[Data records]
____________________

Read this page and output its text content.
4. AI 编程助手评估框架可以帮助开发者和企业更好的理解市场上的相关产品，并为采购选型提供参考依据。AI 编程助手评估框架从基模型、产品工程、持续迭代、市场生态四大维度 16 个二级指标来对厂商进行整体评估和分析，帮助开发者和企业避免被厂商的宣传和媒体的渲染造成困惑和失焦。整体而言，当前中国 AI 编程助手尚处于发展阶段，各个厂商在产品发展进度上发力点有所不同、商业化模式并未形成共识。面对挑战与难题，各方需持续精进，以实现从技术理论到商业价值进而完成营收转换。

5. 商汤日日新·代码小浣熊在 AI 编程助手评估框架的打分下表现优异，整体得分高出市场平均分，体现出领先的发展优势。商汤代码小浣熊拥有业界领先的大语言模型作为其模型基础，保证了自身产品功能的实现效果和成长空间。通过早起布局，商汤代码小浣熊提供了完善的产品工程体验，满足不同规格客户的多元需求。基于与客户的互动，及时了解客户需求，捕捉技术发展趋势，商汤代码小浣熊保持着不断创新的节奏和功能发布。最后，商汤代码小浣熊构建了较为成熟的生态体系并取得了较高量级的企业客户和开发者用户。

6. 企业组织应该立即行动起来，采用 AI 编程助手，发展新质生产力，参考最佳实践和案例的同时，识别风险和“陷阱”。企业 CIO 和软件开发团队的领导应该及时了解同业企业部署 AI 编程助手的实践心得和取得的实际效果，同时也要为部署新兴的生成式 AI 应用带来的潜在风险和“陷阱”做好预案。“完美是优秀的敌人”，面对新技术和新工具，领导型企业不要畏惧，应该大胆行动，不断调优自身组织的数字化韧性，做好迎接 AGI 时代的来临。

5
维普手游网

____________________

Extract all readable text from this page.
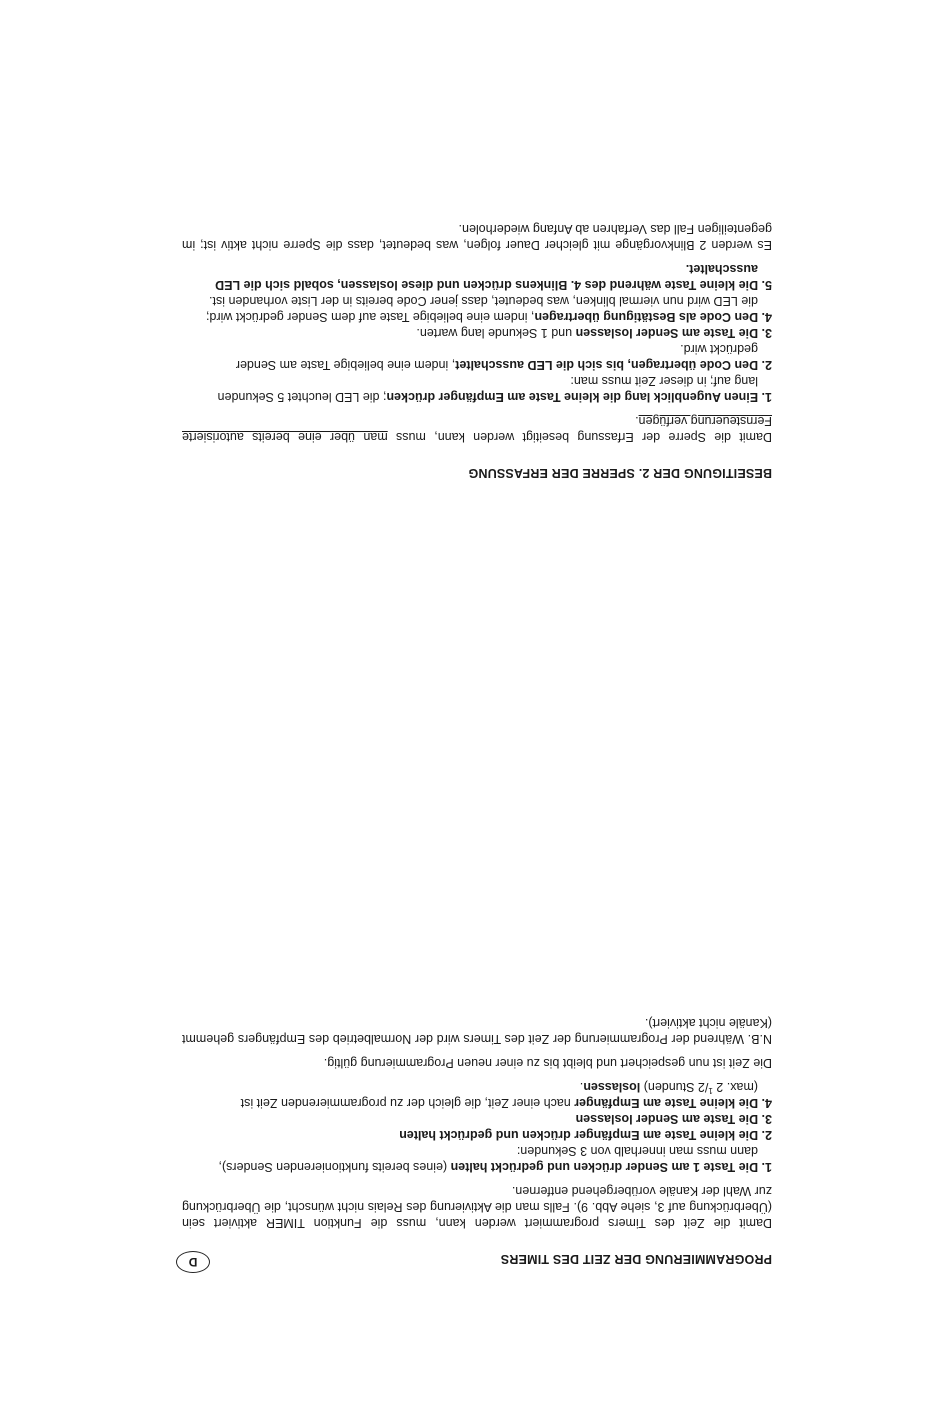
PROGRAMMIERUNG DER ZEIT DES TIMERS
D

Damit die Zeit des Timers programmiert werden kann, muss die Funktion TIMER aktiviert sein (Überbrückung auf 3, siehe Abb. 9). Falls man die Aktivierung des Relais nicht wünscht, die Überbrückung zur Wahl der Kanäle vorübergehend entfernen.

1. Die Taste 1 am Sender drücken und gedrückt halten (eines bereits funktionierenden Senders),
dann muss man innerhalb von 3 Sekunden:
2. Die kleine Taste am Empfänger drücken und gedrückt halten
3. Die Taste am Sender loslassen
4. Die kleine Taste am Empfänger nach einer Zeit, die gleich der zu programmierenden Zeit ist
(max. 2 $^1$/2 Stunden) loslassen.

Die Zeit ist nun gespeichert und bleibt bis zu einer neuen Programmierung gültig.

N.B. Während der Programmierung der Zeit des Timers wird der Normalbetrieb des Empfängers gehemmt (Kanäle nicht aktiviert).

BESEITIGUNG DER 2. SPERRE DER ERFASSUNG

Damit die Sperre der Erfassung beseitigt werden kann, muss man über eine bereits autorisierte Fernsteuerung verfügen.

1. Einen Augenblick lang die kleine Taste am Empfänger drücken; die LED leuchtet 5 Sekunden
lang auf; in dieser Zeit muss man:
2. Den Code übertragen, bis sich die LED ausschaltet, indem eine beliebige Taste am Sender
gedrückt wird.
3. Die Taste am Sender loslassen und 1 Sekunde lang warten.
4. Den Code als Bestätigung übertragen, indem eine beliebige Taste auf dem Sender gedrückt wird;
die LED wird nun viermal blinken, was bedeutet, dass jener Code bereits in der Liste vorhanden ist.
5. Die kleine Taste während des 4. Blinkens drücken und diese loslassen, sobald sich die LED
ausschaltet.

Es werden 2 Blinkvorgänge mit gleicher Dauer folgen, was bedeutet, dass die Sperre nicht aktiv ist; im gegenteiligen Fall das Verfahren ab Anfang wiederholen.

____________________

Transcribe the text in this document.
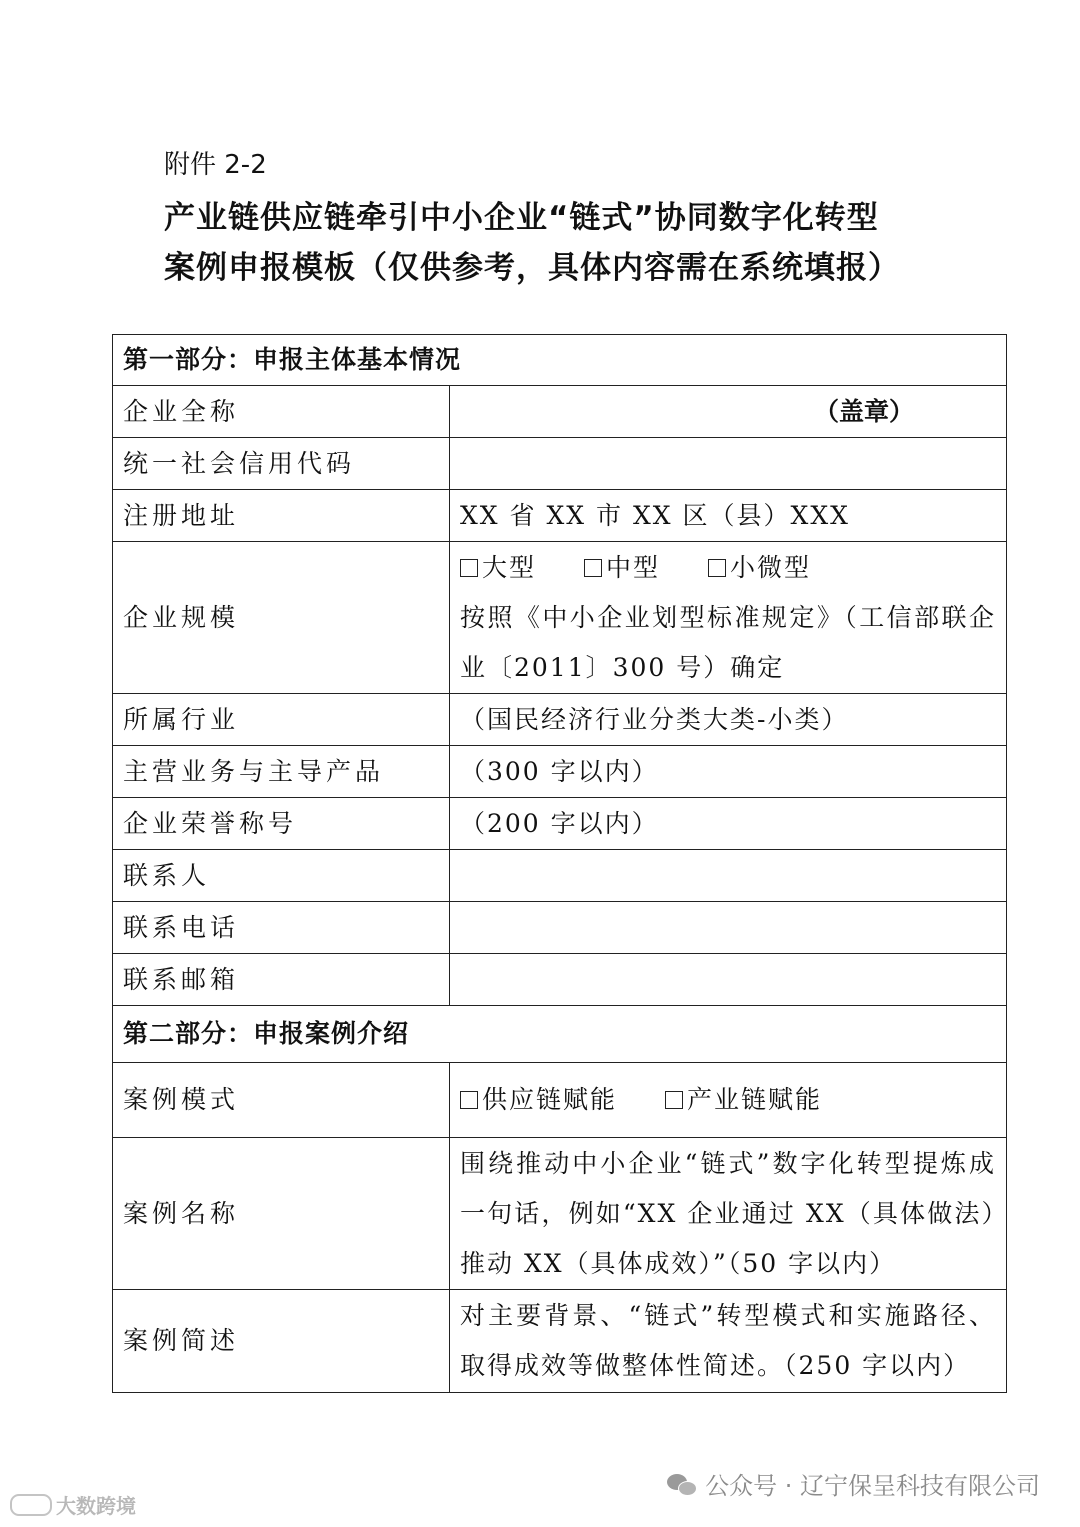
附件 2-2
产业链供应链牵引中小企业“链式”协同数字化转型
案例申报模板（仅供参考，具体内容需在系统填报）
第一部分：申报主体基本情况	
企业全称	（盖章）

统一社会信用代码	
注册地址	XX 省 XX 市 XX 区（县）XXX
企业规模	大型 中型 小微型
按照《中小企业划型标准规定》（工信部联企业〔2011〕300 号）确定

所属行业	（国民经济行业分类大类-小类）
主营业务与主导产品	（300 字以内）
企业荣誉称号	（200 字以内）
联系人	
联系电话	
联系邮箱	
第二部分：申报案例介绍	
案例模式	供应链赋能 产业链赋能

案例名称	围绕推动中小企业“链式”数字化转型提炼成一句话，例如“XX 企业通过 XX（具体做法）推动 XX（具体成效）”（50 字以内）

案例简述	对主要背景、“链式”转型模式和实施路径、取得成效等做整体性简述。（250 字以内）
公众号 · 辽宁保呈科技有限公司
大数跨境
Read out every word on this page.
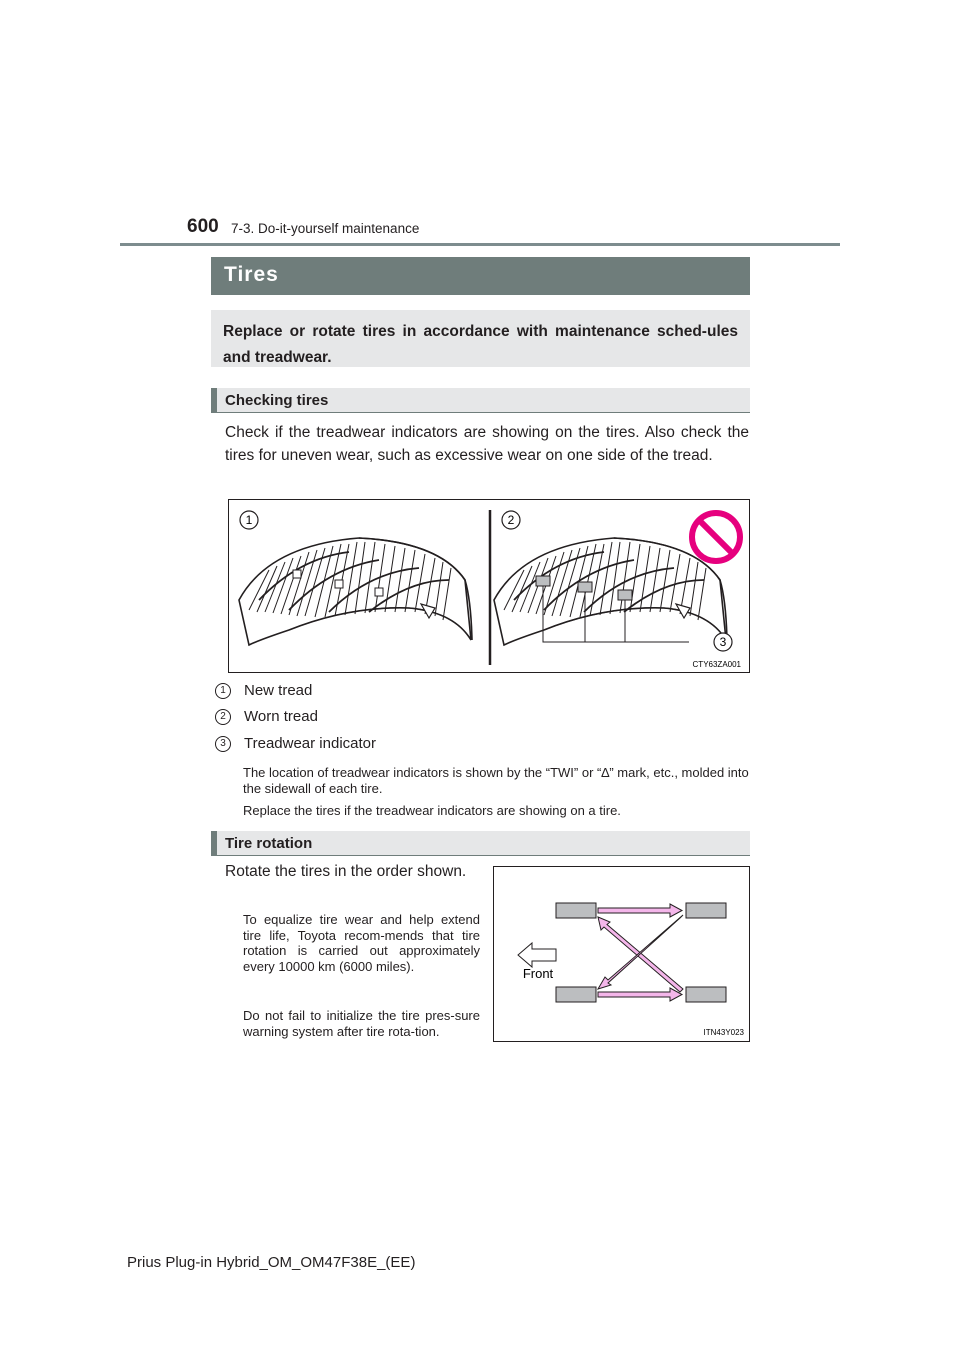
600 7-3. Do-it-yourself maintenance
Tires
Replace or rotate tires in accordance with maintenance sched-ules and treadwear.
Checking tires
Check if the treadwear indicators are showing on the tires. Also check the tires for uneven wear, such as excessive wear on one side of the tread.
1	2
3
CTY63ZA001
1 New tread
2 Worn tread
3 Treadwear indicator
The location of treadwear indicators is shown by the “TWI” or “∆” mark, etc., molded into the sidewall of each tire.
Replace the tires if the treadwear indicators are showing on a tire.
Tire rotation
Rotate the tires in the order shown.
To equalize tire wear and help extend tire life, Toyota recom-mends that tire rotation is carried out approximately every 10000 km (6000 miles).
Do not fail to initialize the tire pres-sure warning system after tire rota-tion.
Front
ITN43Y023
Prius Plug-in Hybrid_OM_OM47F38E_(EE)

____________________

▶ WHAT IS REQUIRED
Find and copy every line in the entries above where the string "shown" occurs.

▶ ANSWER IN FULL
The location of treadwear indicators is shown by the “TWI” or “∆” mark, etc., molded into the sidewall of each tire.
Rotate the tires in the order shown.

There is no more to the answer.